What the task requires: From the entries that follow, extract each line holding the string "total".

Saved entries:
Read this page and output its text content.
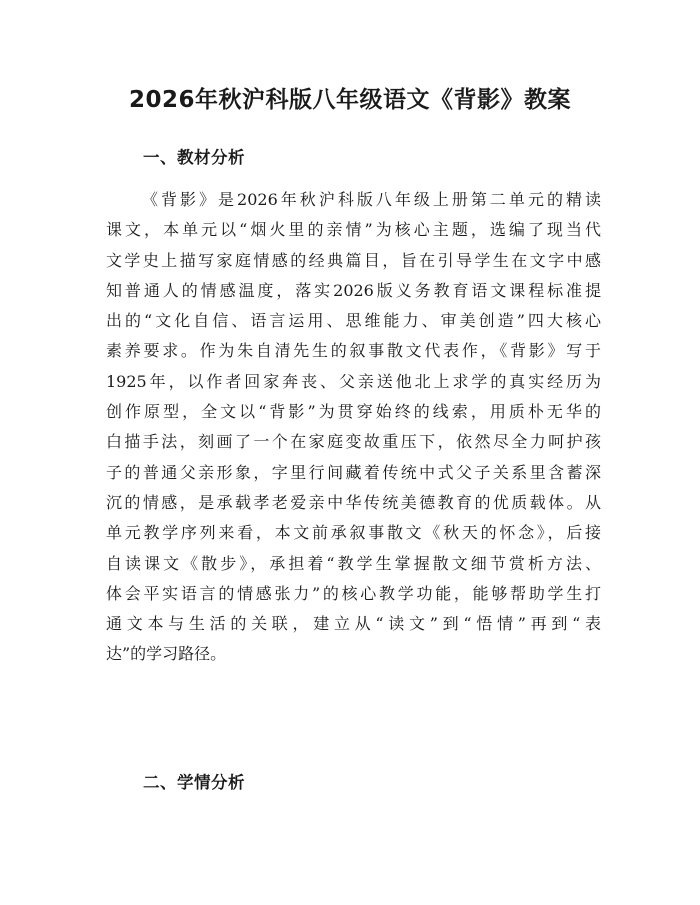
2026年秋沪科版八年级语文《背影》教案
一、教材分析
《背影》是2026年秋沪科版八年级上册第二单元的精读
课文，本单元以“烟火里的亲情”为核心主题，选编了现当代
文学史上描写家庭情感的经典篇目，旨在引导学生在文字中感
知普通人的情感温度，落实2026版义务教育语文课程标准提
出的“文化自信、语言运用、思维能力、审美创造”四大核心
素养要求。作为朱自清先生的叙事散文代表作，《背影》写于
1925年，以作者回家奔丧、父亲送他北上求学的真实经历为
创作原型，全文以“背影”为贯穿始终的线索，用质朴无华的
白描手法，刻画了一个在家庭变故重压下，依然尽全力呵护孩
子的普通父亲形象，字里行间藏着传统中式父子关系里含蓄深
沉的情感，是承载孝老爱亲中华传统美德教育的优质载体。从
单元教学序列来看，本文前承叙事散文《秋天的怀念》，后接
自读课文《散步》，承担着“教学生掌握散文细节赏析方法、
体会平实语言的情感张力”的核心教学功能，能够帮助学生打
通文本与生活的关联，建立从“读文”到“悟情”再到“表
达”的学习路径。
二、学情分析
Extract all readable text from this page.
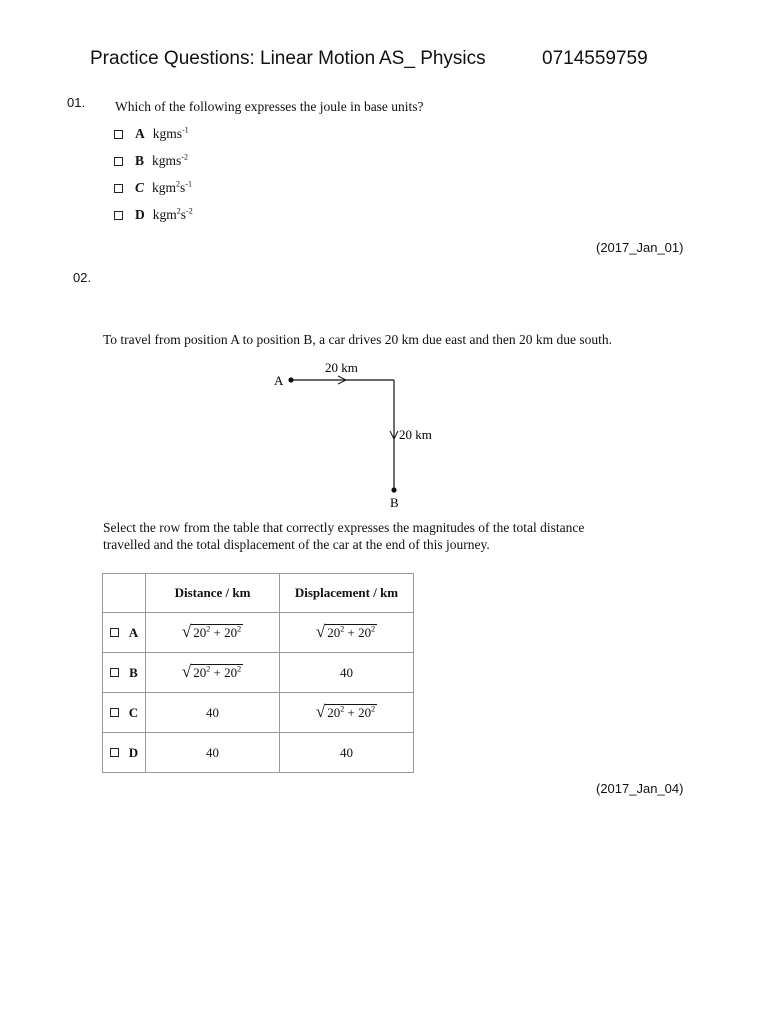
Practice Questions: Linear Motion AS_ Physics	0714559759
01. Which of the following expresses the joule in base units?
A kgms$^{-1}$
B kgms$^{-2}$
C $kgm^2s^{-1}$
D $kgm^2s^{-2}$
(2017_Jan_01)
02.
To travel from position A to position B, a car drives 20 km due east and then 20 km due south.
A
20 km
20 km
B
Select the row from the table that correctly expresses the magnitudes of the total distance
travelled and the total displacement of the car at the end of this journey.
	Distance / km	Displacement / km
A	√ $20^2 + 20^2$	√ $20^2 + 20^2$

B	√ $20^2 + 20^2$	40
C	40	√ $20^2 + 20^2$

D	40	40
(2017_Jan_04)
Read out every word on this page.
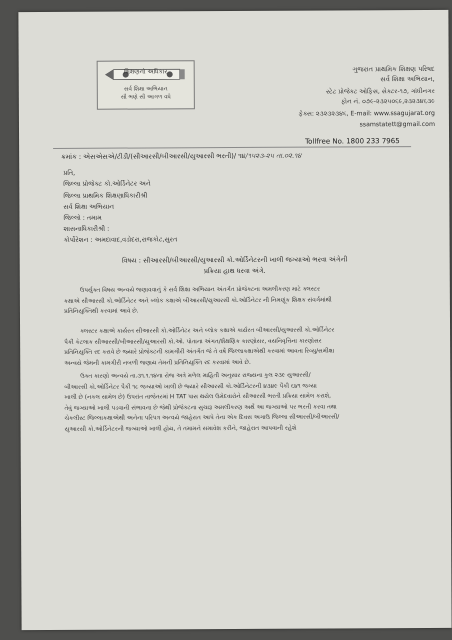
શિક્ષણનો અધિકાર
સર્વ શિક્ષા અભિયાન
સૌ ભણે સૌ આગળ વધે
ગુજરાત પ્રાથમિક શિક્ષણ પરિષદ
સર્વ શિક્ષા અભિયાન,
સ્ટેટ પ્રોજેક્ટ ઓફિસ, સેક્ટર-૧૭, ગાંધીનગર
ફોન નં. ૦૭૯-૨૩૨૫૦૬૯,૨૩૨૩૪૬૩૯
ફેક્સ: ૨૩૨૩૨૩૪૬, E-mail: www.ssagujarat.org
ssamstatett@gmail.com
Tollfree No. 1800 233 7965
ક્રમાંક : એસએસએ/ટીડી/(સીઆરસી/બીઆરસી/યુઆરસી ભરતી)/ ૧૪/૧૫૨૩-૨૫ તા.૦૨.૧૪
પ્રતિ,
જિલ્લા પ્રોજેક્ટ કો.ઓર્ડિનેટર અને
જિલ્લા પ્રાથમિક શિક્ષણાધિકારીશ્રી
સર્વ શિક્ષા અભિયાન
જિલ્લો : તમામ
શાસનાધિકારીશ્રી :
કોર્પોરેશન : અમદાવાદ,વડોદરા,રાજકોટ,સુરત
વિષય : સીઆરસી/બીઆરસી/યુઆરસી કો.ઓર્ડિનેટરની ખાલી જગ્યાઓ ભરવા અંગેની
પ્રક્રિયા હાથ ધરવા અંગે.
ઉપર્યુક્ત વિષય અન્વયે જણાવવાનું કે સર્વ શિક્ષા અભિયાન અંતર્ગત પ્રોજેક્ટના અમલીકરણ માટે ક્લસ્ટર
કક્ષાએ સીઆરસી કો.ઓર્ડિનેટર અને બ્લોક કક્ષાએ બીઆરસી/યુઆરસી કો.ઓર્ડિનેટર ની નિમણૂંક શિક્ષક સંવર્ગમાંથી
પ્રતિનિયુક્તિથી કરવામાં આવે છે.
ક્લસ્ટર કક્ષાએ કાર્યરત સીઆરસી કો.ઓર્ડિનેટર અને બ્લોક કક્ષાએ કાર્યરત બીઆરસી/યુઆરસી કો.ઓર્ડિનેટર
પૈકી કેટલાક સીઆરસી/બીઆરસી/યુઆરસી કો.ઓ. પોતાના અંગત/શૈક્ષણિક કારણોસર, વયનિવૃત્તિના કારણોસર
પ્રતિનિયુક્તિ રદ કરાવે છે જ્યારે પ્રોજેક્ટની કામગીરી અંતર્ગત જે તે વર્ષે જિલ્લાકક્ષાએથી કરવામાં આવતા રિવ્યુ/સમીક્ષા
અન્વયે જેમની કામગીરી નબળી જણાય તેમની પ્રતિનિયુક્તિ રદ કરવામાં આવે છે.
ઉક્ત કારણો અન્વયે તા.૩૧.૧.૧૪ના રોજ અત્રે મળેલ માહિતી અનુસાર રાજ્યના કુલ ૨૩૯ યુઆરસી/
બીઆરસી કો.ઓર્ડિનેટર પૈકી ૧૮ જગ્યાઓ ખાલી છે જ્યારે સીઆરસી કો.ઓર્ડિનેટરની ૪૩૪૯ પૈકી ૬૪૧ જગ્યા
ખાલી છે (નકલ સામેલ છે) ઉપરાંત તાજેતરમાં H TAT પાસ થયેલ ઉમેદવારોને સીઆરસી ભરતી પ્રક્રિયા સામેલ કરાશે,
તેવું જગ્યાઓ ખાલી પડવાની સંભાવના છે જેથી પ્રોજેક્ટના સુચારૂ અમલીકરણ અર્થે આ જગ્યાઓ પર ભરતી કરવા તથા
ચેકલીસ્ટ જિલ્લાકક્ષાએથી અનેના પરિપત્ર અન્વયે જાહેરાત આપે તેના એક દિવસ અગાઉ જિલ્લા સીઆરસી/બીઆરસી/
યુઆરસી કો.ઓર્ડિનેટરની જગ્યાઓ ખાલી હોય, તે તમામને સમાવેશ કરીને, જાહેરાત આપવાની રહેશે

Task response:
Select the row from the table that correctly expresses the magnitudes of the total distance
travelled and the total displacement of the car at the end of this journey.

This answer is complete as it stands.